§ **Provided entries**:
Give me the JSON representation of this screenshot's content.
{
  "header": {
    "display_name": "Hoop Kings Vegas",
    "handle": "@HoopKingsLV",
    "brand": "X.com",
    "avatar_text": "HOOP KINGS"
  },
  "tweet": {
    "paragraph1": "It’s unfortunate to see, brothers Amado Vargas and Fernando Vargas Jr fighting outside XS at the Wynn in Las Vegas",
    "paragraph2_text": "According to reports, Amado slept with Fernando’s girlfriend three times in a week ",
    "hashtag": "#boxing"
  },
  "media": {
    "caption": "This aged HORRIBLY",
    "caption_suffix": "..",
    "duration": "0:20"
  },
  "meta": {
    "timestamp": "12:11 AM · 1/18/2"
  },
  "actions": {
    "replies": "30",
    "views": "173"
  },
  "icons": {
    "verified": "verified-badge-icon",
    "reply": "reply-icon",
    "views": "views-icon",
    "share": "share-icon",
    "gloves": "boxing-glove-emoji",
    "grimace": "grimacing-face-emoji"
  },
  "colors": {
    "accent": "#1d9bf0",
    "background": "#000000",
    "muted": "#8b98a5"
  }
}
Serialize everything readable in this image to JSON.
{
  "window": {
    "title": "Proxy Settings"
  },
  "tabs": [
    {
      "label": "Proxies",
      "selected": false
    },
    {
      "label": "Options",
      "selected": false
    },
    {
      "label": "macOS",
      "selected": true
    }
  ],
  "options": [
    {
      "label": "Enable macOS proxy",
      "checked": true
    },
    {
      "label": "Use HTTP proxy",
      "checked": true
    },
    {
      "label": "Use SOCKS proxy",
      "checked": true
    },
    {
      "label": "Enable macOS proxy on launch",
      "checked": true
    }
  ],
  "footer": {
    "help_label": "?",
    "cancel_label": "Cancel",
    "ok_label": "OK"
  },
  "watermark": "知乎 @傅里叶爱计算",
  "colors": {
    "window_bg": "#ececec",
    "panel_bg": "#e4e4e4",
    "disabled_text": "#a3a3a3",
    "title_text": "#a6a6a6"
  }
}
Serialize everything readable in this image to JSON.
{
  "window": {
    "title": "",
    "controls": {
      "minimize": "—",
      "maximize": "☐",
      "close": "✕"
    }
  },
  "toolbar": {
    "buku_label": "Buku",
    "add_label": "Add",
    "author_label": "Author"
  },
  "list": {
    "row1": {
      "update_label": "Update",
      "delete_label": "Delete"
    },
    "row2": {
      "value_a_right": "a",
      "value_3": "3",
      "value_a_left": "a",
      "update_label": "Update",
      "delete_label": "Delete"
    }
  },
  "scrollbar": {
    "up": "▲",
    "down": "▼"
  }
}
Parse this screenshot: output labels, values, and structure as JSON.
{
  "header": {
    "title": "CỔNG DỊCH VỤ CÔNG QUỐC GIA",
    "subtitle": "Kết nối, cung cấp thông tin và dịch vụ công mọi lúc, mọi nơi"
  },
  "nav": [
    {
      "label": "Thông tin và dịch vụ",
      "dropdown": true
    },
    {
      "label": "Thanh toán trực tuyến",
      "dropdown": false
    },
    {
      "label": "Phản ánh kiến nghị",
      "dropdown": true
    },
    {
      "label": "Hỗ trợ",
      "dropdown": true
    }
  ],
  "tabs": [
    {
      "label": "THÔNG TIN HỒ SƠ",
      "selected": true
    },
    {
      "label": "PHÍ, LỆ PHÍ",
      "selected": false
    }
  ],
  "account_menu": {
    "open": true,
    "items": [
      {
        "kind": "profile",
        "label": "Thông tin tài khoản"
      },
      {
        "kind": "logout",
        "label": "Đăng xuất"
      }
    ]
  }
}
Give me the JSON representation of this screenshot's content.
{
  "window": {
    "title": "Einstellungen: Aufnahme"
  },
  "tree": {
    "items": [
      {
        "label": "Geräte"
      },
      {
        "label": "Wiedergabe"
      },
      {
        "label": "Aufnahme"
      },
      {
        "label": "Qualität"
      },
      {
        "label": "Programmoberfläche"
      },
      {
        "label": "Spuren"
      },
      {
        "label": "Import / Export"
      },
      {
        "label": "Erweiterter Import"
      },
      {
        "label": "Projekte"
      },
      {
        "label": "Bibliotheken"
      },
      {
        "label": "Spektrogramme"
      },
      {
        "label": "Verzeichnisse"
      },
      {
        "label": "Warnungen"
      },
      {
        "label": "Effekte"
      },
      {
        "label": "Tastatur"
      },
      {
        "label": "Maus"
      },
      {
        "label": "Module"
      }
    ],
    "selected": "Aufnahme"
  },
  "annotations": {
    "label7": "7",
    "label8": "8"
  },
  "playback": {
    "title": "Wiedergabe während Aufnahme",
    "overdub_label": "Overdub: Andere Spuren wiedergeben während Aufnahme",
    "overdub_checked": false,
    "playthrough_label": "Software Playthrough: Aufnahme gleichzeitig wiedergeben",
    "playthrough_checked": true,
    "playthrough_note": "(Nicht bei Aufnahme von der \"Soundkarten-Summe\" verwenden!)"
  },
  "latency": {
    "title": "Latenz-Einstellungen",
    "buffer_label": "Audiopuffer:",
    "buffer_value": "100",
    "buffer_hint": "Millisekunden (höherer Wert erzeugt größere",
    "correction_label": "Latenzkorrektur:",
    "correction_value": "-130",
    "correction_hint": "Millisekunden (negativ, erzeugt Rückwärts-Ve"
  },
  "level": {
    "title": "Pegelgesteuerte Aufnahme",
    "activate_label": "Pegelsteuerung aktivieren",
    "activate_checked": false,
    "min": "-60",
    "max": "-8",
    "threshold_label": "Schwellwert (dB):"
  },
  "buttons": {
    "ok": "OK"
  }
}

§ **Exercise**: Your task is to transcribe the listing above in full, exactly as given.

§ **Answer to the exercise**:
Give me the JSON representation of this screenshot's content.
{
  "header": {
    "display_name": "Hoop Kings Vegas",
    "handle": "@HoopKingsLV",
    "brand": "X.com",
    "avatar_text": "HOOP KINGS"
  },
  "tweet": {
    "paragraph1": "It’s unfortunate to see, brothers Amado Vargas and Fernando Vargas Jr fighting outside XS at the Wynn in Las Vegas",
    "paragraph2_text": "According to reports, Amado slept with Fernando’s girlfriend three times in a week ",
    "hashtag": "#boxing"
  },
  "media": {
    "caption": "This aged HORRIBLY",
    "caption_suffix": "..",
    "duration": "0:20"
  },
  "meta": {
    "timestamp": "12:11 AM · 1/18/2"
  },
  "actions": {
    "replies": "30",
    "views": "173"
  },
  "icons": {
    "verified": "verified-badge-icon",
    "reply": "reply-icon",
    "views": "views-icon",
    "share": "share-icon",
    "gloves": "boxing-glove-emoji",
    "grimace": "grimacing-face-emoji"
  },
  "colors": {
    "accent": "#1d9bf0",
    "background": "#000000",
    "muted": "#8b98a5"
  }
}
Serialize everything readable in this image to JSON.
{
  "window": {
    "title": "Proxy Settings"
  },
  "tabs": [
    {
      "label": "Proxies",
      "selected": false
    },
    {
      "label": "Options",
      "selected": false
    },
    {
      "label": "macOS",
      "selected": true
    }
  ],
  "options": [
    {
      "label": "Enable macOS proxy",
      "checked": true
    },
    {
      "label": "Use HTTP proxy",
      "checked": true
    },
    {
      "label": "Use SOCKS proxy",
      "checked": true
    },
    {
      "label": "Enable macOS proxy on launch",
      "checked": true
    }
  ],
  "footer": {
    "help_label": "?",
    "cancel_label": "Cancel",
    "ok_label": "OK"
  },
  "watermark": "知乎 @傅里叶爱计算",
  "colors": {
    "window_bg": "#ececec",
    "panel_bg": "#e4e4e4",
    "disabled_text": "#a3a3a3",
    "title_text": "#a6a6a6"
  }
}
Serialize everything readable in this image to JSON.
{
  "window": {
    "title": "",
    "controls": {
      "minimize": "—",
      "maximize": "☐",
      "close": "✕"
    }
  },
  "toolbar": {
    "buku_label": "Buku",
    "add_label": "Add",
    "author_label": "Author"
  },
  "list": {
    "row1": {
      "update_label": "Update",
      "delete_label": "Delete"
    },
    "row2": {
      "value_a_right": "a",
      "value_3": "3",
      "value_a_left": "a",
      "update_label": "Update",
      "delete_label": "Delete"
    }
  },
  "scrollbar": {
    "up": "▲",
    "down": "▼"
  }
}
Parse this screenshot: output labels, values, and structure as JSON.
{
  "header": {
    "title": "CỔNG DỊCH VỤ CÔNG QUỐC GIA",
    "subtitle": "Kết nối, cung cấp thông tin và dịch vụ công mọi lúc, mọi nơi"
  },
  "nav": [
    {
      "label": "Thông tin và dịch vụ",
      "dropdown": true
    },
    {
      "label": "Thanh toán trực tuyến",
      "dropdown": false
    },
    {
      "label": "Phản ánh kiến nghị",
      "dropdown": true
    },
    {
      "label": "Hỗ trợ",
      "dropdown": true
    }
  ],
  "tabs": [
    {
      "label": "THÔNG TIN HỒ SƠ",
      "selected": true
    },
    {
      "label": "PHÍ, LỆ PHÍ",
      "selected": false
    }
  ],
  "account_menu": {
    "open": true,
    "items": [
      {
        "kind": "profile",
        "label": "Thông tin tài khoản"
      },
      {
        "kind": "logout",
        "label": "Đăng xuất"
      }
    ]
  }
}
Give me the JSON representation of this screenshot's content.
{
  "window": {
    "title": "Einstellungen: Aufnahme"
  },
  "tree": {
    "items": [
      {
        "label": "Geräte"
      },
      {
        "label": "Wiedergabe"
      },
      {
        "label": "Aufnahme"
      },
      {
        "label": "Qualität"
      },
      {
        "label": "Programmoberfläche"
      },
      {
        "label": "Spuren"
      },
      {
        "label": "Import / Export"
      },
      {
        "label": "Erweiterter Import"
      },
      {
        "label": "Projekte"
      },
      {
        "label": "Bibliotheken"
      },
      {
        "label": "Spektrogramme"
      },
      {
        "label": "Verzeichnisse"
      },
      {
        "label": "Warnungen"
      },
      {
        "label": "Effekte"
      },
      {
        "label": "Tastatur"
      },
      {
        "label": "Maus"
      },
      {
        "label": "Module"
      }
    ],
    "selected": "Aufnahme"
  },
  "annotations": {
    "label7": "7",
    "label8": "8"
  },
  "playback": {
    "title": "Wiedergabe während Aufnahme",
    "overdub_label": "Overdub: Andere Spuren wiedergeben während Aufnahme",
    "overdub_checked": false,
    "playthrough_label": "Software Playthrough: Aufnahme gleichzeitig wiedergeben",
    "playthrough_checked": true,
    "playthrough_note": "(Nicht bei Aufnahme von der \"Soundkarten-Summe\" verwenden!)"
  },
  "latency": {
    "title": "Latenz-Einstellungen",
    "buffer_label": "Audiopuffer:",
    "buffer_value": "100",
    "buffer_hint": "Millisekunden (höherer Wert erzeugt größere",
    "correction_label": "Latenzkorrektur:",
    "correction_value": "-130",
    "correction_hint": "Millisekunden (negativ, erzeugt Rückwärts-Ve"
  },
  "level": {
    "title": "Pegelgesteuerte Aufnahme",
    "activate_label": "Pegelsteuerung aktivieren",
    "activate_checked": false,
    "min": "-60",
    "max": "-8",
    "threshold_label": "Schwellwert (dB):"
  },
  "buttons": {
    "ok": "OK"
  }
}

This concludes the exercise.